--- start Provided data ---
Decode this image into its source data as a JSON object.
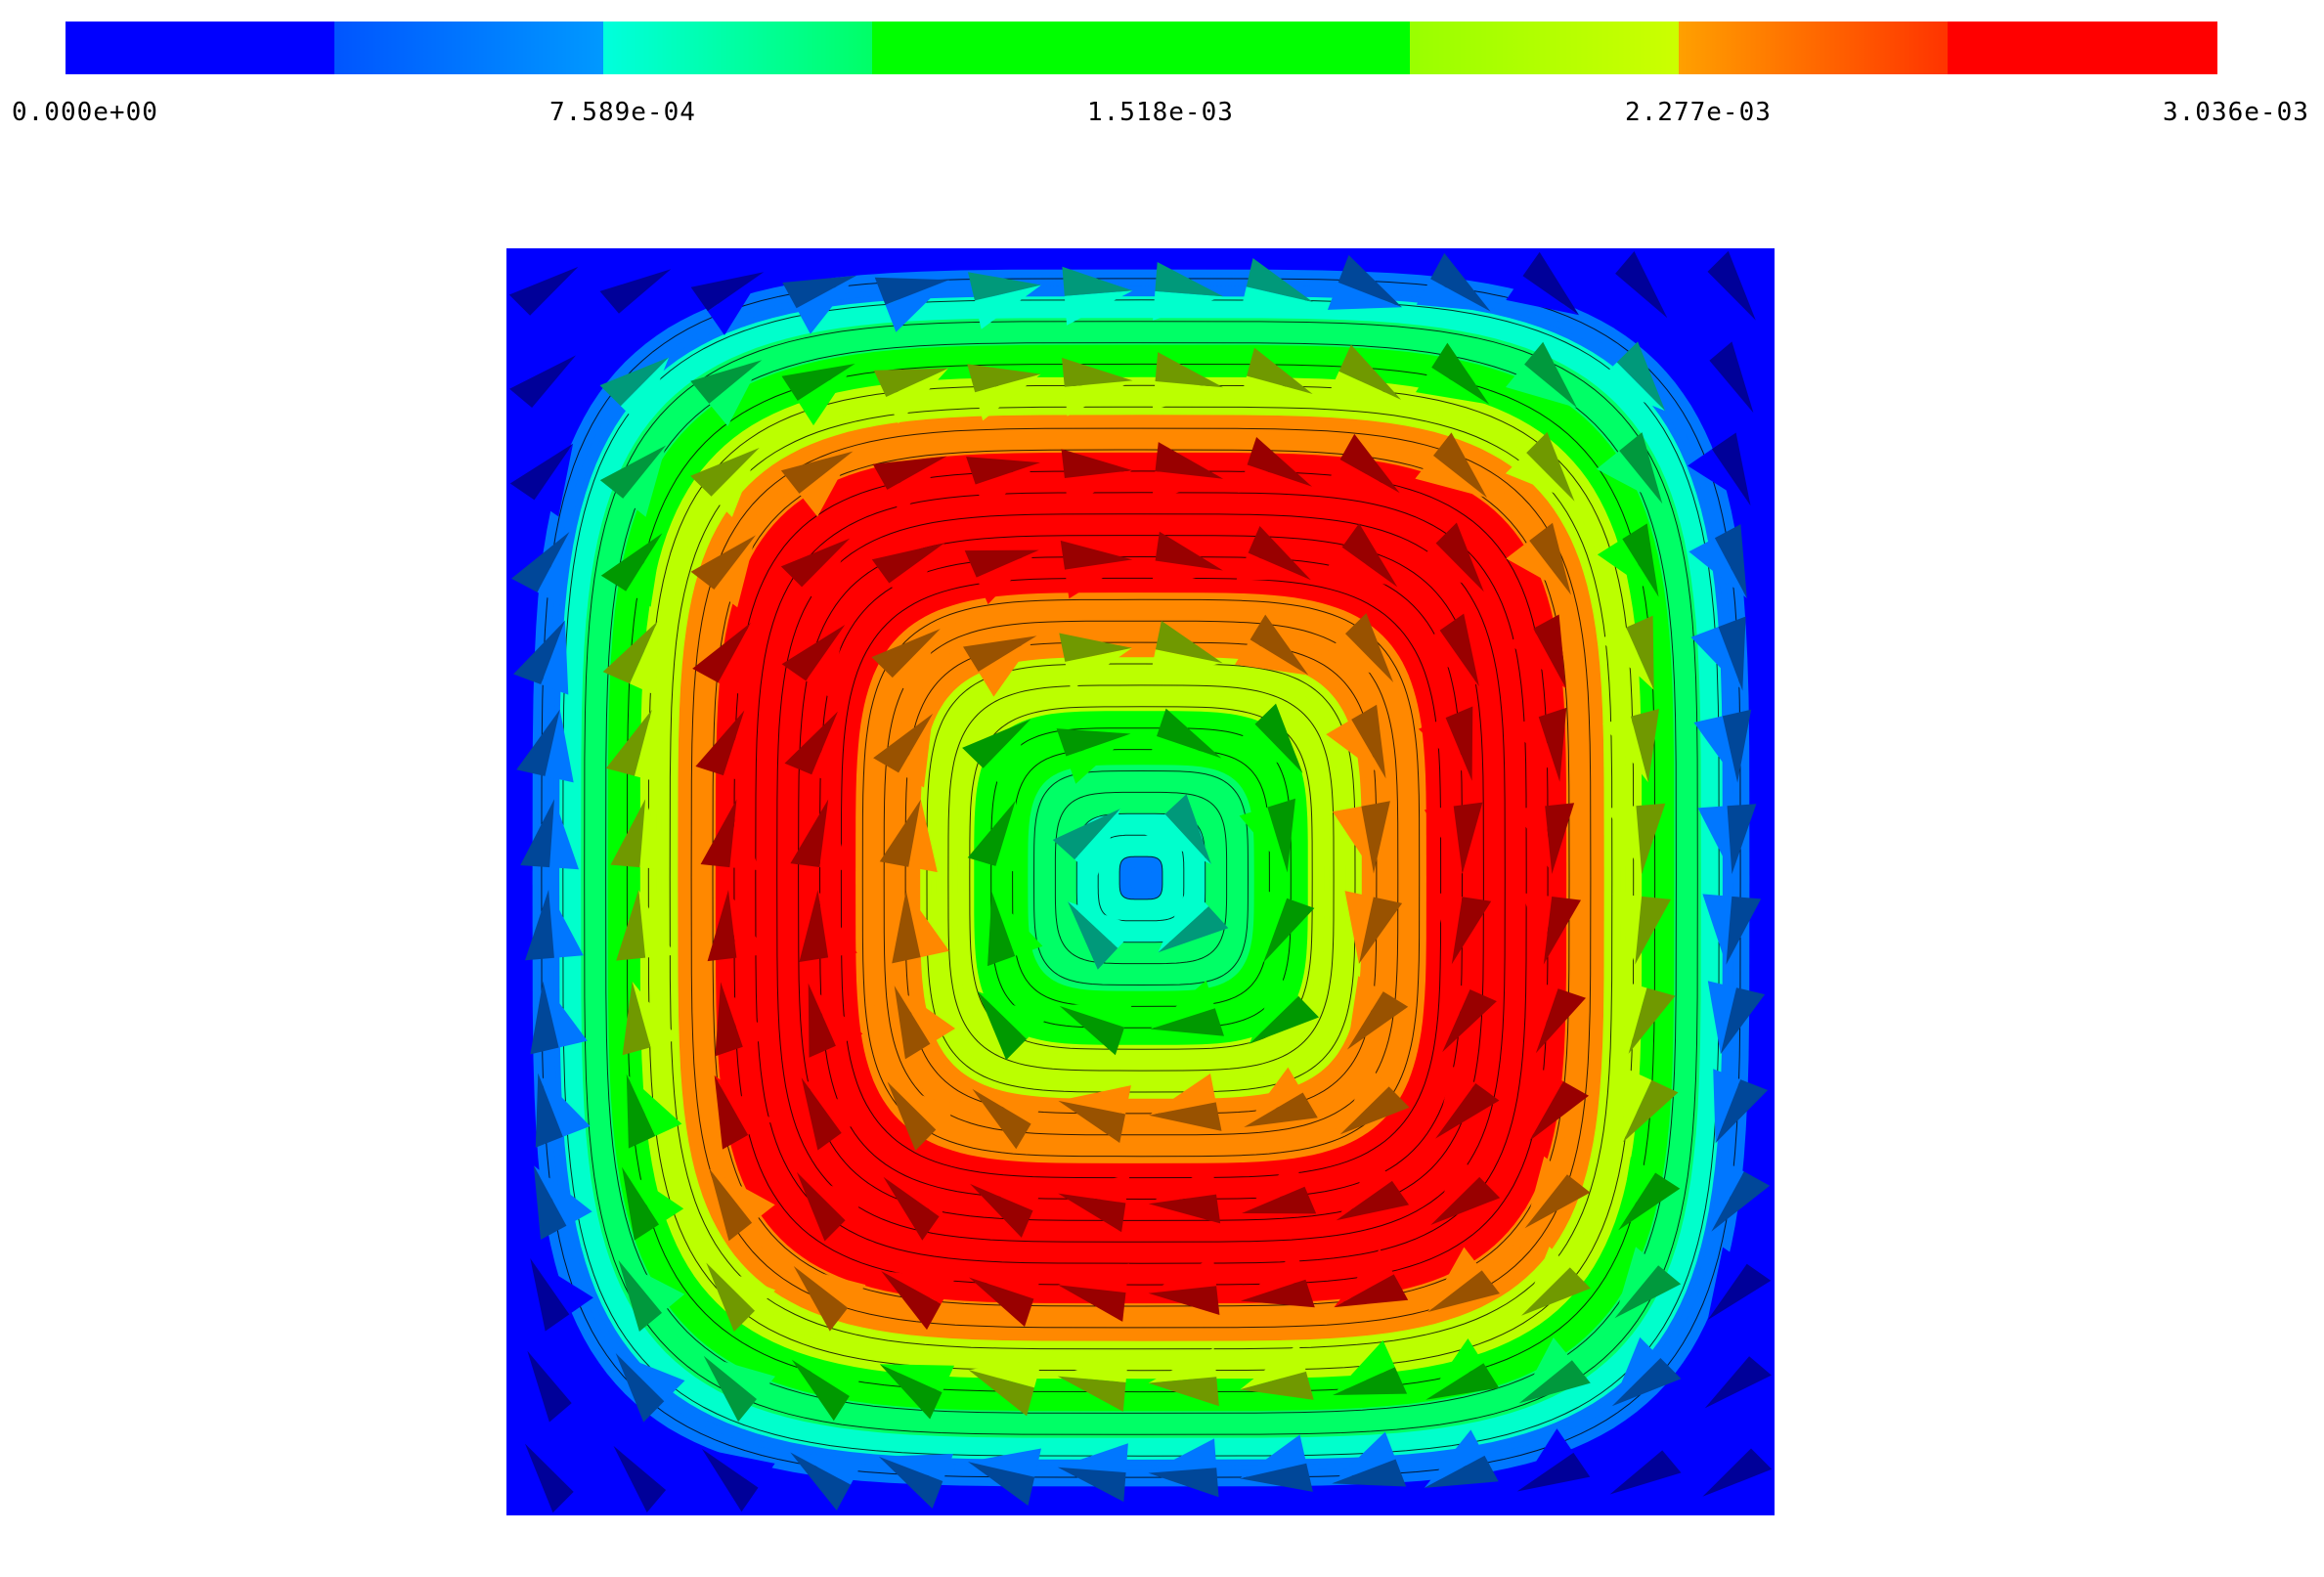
{
  "chart_data": {
    "type": "heatmap",
    "title": "",
    "colorbar": {
      "ticks": [
        "0.000e+00",
        "7.589e-04",
        "1.518e-03",
        "2.277e-03",
        "3.036e-03"
      ],
      "range": [
        0.0,
        0.003036
      ],
      "segments": [
        {
          "from": "#0000ff",
          "to": "#0000ff"
        },
        {
          "from": "#0055ff",
          "to": "#0099ff"
        },
        {
          "from": "#00ffdd",
          "to": "#00ff66"
        },
        {
          "from": "#00ff00",
          "to": "#00ff00"
        },
        {
          "from": "#00ff00",
          "to": "#00ff00"
        },
        {
          "from": "#99ff00",
          "to": "#ccff00"
        },
        {
          "from": "#ffa000",
          "to": "#ff3300"
        },
        {
          "from": "#ff0000",
          "to": "#ff0000"
        }
      ]
    },
    "field": {
      "domain_x": [
        0,
        1
      ],
      "domain_y": [
        0,
        1
      ],
      "center": [
        0.5,
        0.5
      ],
      "peak_magnitude": 0.003036,
      "rotation": "clockwise",
      "contour_levels": 28,
      "arrow_grid": 14
    }
  }
}
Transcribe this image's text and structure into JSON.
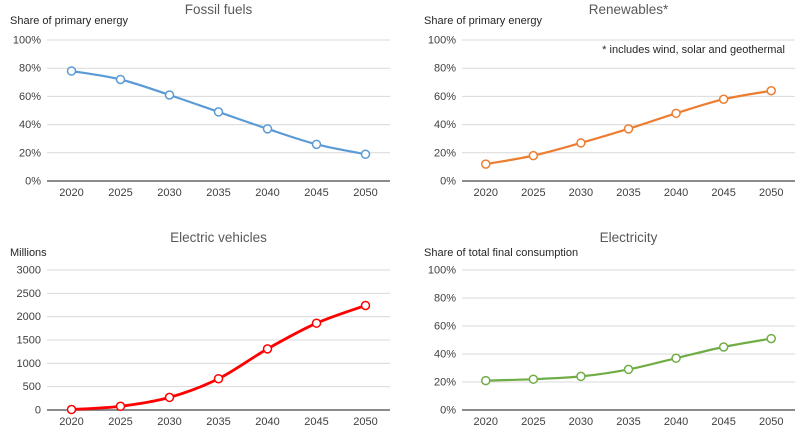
{
  "figure": {
    "background": "#ffffff",
    "grid_color": "#d9d9d9",
    "axis_color": "#666666",
    "title_color": "#595959",
    "tick_color": "#404040"
  },
  "chart_data": [
    {
      "id": "fossil-fuels",
      "type": "line",
      "title": "Fossil fuels",
      "ylabel": "Share of primary energy",
      "annotation": "",
      "categories": [
        "2020",
        "2025",
        "2030",
        "2035",
        "2040",
        "2045",
        "2050"
      ],
      "values": [
        78,
        72,
        61,
        49,
        37,
        26,
        19
      ],
      "unit": "%",
      "ylim": [
        0,
        100
      ],
      "yticks": [
        "0%",
        "20%",
        "40%",
        "60%",
        "80%",
        "100%"
      ],
      "grid": true,
      "legend": "none",
      "marker": "open-circle",
      "color": "#5b9bd5",
      "line_width": 2.2
    },
    {
      "id": "renewables",
      "type": "line",
      "title": "Renewables*",
      "ylabel": "Share of primary energy",
      "annotation": "* includes wind, solar and geothermal",
      "categories": [
        "2020",
        "2025",
        "2030",
        "2035",
        "2040",
        "2045",
        "2050"
      ],
      "values": [
        12,
        18,
        27,
        37,
        48,
        58,
        64
      ],
      "unit": "%",
      "ylim": [
        0,
        100
      ],
      "yticks": [
        "0%",
        "20%",
        "40%",
        "60%",
        "80%",
        "100%"
      ],
      "grid": true,
      "legend": "none",
      "marker": "open-circle",
      "color": "#ed7d31",
      "line_width": 2.2
    },
    {
      "id": "electric-vehicles",
      "type": "line",
      "title": "Electric vehicles",
      "ylabel": "Millions",
      "annotation": "",
      "categories": [
        "2020",
        "2025",
        "2030",
        "2035",
        "2040",
        "2045",
        "2050"
      ],
      "values": [
        10,
        80,
        270,
        670,
        1310,
        1860,
        2240
      ],
      "unit": "",
      "ylim": [
        0,
        3000
      ],
      "yticks": [
        "0",
        "500",
        "1000",
        "1500",
        "2000",
        "2500",
        "3000"
      ],
      "grid": true,
      "legend": "none",
      "marker": "open-circle",
      "color": "#ff0000",
      "line_width": 2.8
    },
    {
      "id": "electricity",
      "type": "line",
      "title": "Electricity",
      "ylabel": "Share of total final consumption",
      "annotation": "",
      "categories": [
        "2020",
        "2025",
        "2030",
        "2035",
        "2040",
        "2045",
        "2050"
      ],
      "values": [
        21,
        22,
        24,
        29,
        37,
        45,
        51
      ],
      "unit": "%",
      "ylim": [
        0,
        100
      ],
      "yticks": [
        "0%",
        "20%",
        "40%",
        "60%",
        "80%",
        "100%"
      ],
      "grid": true,
      "legend": "none",
      "marker": "open-circle",
      "color": "#70ad47",
      "line_width": 2.2
    }
  ]
}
--- end Provided data ---
To be done: Copy every record above exactly as written, but leave out the pictures.

Response:
Decode this image into its source data as a JSON object.
{
  "chart_data": {
    "type": "heatmap",
    "title": "",
    "colorbar": {
      "ticks": [
        "0.000e+00",
        "7.589e-04",
        "1.518e-03",
        "2.277e-03",
        "3.036e-03"
      ],
      "range": [
        0.0,
        0.003036
      ],
      "segments": [
        {
          "from": "#0000ff",
          "to": "#0000ff"
        },
        {
          "from": "#0055ff",
          "to": "#0099ff"
        },
        {
          "from": "#00ffdd",
          "to": "#00ff66"
        },
        {
          "from": "#00ff00",
          "to": "#00ff00"
        },
        {
          "from": "#00ff00",
          "to": "#00ff00"
        },
        {
          "from": "#99ff00",
          "to": "#ccff00"
        },
        {
          "from": "#ffa000",
          "to": "#ff3300"
        },
        {
          "from": "#ff0000",
          "to": "#ff0000"
        }
      ]
    },
    "field": {
      "domain_x": [
        0,
        1
      ],
      "domain_y": [
        0,
        1
      ],
      "center": [
        0.5,
        0.5
      ],
      "peak_magnitude": 0.003036,
      "rotation": "clockwise",
      "contour_levels": 28,
      "arrow_grid": 14
    }
  }
}
Transcribe this image's text and structure into JSON.
{
  "figure": {
    "background": "#ffffff",
    "grid_color": "#d9d9d9",
    "axis_color": "#666666",
    "title_color": "#595959",
    "tick_color": "#404040"
  },
  "chart_data": [
    {
      "id": "fossil-fuels",
      "type": "line",
      "title": "Fossil fuels",
      "ylabel": "Share of primary energy",
      "annotation": "",
      "categories": [
        "2020",
        "2025",
        "2030",
        "2035",
        "2040",
        "2045",
        "2050"
      ],
      "values": [
        78,
        72,
        61,
        49,
        37,
        26,
        19
      ],
      "unit": "%",
      "ylim": [
        0,
        100
      ],
      "yticks": [
        "0%",
        "20%",
        "40%",
        "60%",
        "80%",
        "100%"
      ],
      "grid": true,
      "legend": "none",
      "marker": "open-circle",
      "color": "#5b9bd5",
      "line_width": 2.2
    },
    {
      "id": "renewables",
      "type": "line",
      "title": "Renewables*",
      "ylabel": "Share of primary energy",
      "annotation": "* includes wind, solar and geothermal",
      "categories": [
        "2020",
        "2025",
        "2030",
        "2035",
        "2040",
        "2045",
        "2050"
      ],
      "values": [
        12,
        18,
        27,
        37,
        48,
        58,
        64
      ],
      "unit": "%",
      "ylim": [
        0,
        100
      ],
      "yticks": [
        "0%",
        "20%",
        "40%",
        "60%",
        "80%",
        "100%"
      ],
      "grid": true,
      "legend": "none",
      "marker": "open-circle",
      "color": "#ed7d31",
      "line_width": 2.2
    },
    {
      "id": "electric-vehicles",
      "type": "line",
      "title": "Electric vehicles",
      "ylabel": "Millions",
      "annotation": "",
      "categories": [
        "2020",
        "2025",
        "2030",
        "2035",
        "2040",
        "2045",
        "2050"
      ],
      "values": [
        10,
        80,
        270,
        670,
        1310,
        1860,
        2240
      ],
      "unit": "",
      "ylim": [
        0,
        3000
      ],
      "yticks": [
        "0",
        "500",
        "1000",
        "1500",
        "2000",
        "2500",
        "3000"
      ],
      "grid": true,
      "legend": "none",
      "marker": "open-circle",
      "color": "#ff0000",
      "line_width": 2.8
    },
    {
      "id": "electricity",
      "type": "line",
      "title": "Electricity",
      "ylabel": "Share of total final consumption",
      "annotation": "",
      "categories": [
        "2020",
        "2025",
        "2030",
        "2035",
        "2040",
        "2045",
        "2050"
      ],
      "values": [
        21,
        22,
        24,
        29,
        37,
        45,
        51
      ],
      "unit": "%",
      "ylim": [
        0,
        100
      ],
      "yticks": [
        "0%",
        "20%",
        "40%",
        "60%",
        "80%",
        "100%"
      ],
      "grid": true,
      "legend": "none",
      "marker": "open-circle",
      "color": "#70ad47",
      "line_width": 2.2
    }
  ]
}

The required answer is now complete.